> [Task description]
Gather from the material every line that contains the string "JSON".

--- Begin Record excerpts ---

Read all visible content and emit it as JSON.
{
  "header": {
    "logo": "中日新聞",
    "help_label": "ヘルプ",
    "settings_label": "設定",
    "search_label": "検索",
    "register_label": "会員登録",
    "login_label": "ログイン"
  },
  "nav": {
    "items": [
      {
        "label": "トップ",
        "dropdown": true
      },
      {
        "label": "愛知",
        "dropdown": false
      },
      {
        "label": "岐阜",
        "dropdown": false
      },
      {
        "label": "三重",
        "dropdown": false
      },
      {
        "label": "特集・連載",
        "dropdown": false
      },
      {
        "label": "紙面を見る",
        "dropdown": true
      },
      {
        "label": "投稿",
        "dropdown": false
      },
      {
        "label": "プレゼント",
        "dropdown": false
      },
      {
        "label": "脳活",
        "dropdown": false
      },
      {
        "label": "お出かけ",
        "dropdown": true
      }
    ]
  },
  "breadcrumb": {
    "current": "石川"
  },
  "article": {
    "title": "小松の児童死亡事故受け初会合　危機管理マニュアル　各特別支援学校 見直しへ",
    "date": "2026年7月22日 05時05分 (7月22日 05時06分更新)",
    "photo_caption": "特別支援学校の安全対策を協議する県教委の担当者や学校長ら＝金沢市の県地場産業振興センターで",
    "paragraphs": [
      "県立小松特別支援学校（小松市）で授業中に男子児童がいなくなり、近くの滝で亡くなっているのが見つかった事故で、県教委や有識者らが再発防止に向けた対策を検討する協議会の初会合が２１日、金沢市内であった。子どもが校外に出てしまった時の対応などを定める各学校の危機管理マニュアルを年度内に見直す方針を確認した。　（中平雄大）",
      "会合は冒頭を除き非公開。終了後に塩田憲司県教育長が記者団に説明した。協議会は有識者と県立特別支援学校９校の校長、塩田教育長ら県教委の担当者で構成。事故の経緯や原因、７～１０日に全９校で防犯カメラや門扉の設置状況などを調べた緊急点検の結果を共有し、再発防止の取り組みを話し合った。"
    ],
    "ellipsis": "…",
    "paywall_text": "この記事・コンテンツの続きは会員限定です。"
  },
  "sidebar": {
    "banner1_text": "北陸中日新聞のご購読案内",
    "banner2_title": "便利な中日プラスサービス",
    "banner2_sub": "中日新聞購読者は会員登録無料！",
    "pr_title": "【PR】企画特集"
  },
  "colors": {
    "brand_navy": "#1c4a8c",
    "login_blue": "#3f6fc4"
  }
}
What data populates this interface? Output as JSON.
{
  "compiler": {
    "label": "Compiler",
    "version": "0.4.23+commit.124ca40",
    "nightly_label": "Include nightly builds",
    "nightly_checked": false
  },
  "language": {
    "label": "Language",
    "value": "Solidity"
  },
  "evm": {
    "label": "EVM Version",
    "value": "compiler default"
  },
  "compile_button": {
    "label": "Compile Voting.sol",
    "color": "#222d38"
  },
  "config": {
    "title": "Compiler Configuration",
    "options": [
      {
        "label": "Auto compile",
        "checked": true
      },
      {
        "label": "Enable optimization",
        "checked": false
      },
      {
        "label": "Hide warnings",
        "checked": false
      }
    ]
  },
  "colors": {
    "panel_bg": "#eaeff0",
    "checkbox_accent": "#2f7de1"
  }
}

--- End Record excerpts ---

> [Written answer]
Read all visible content and emit it as JSON.
What data populates this interface? Output as JSON.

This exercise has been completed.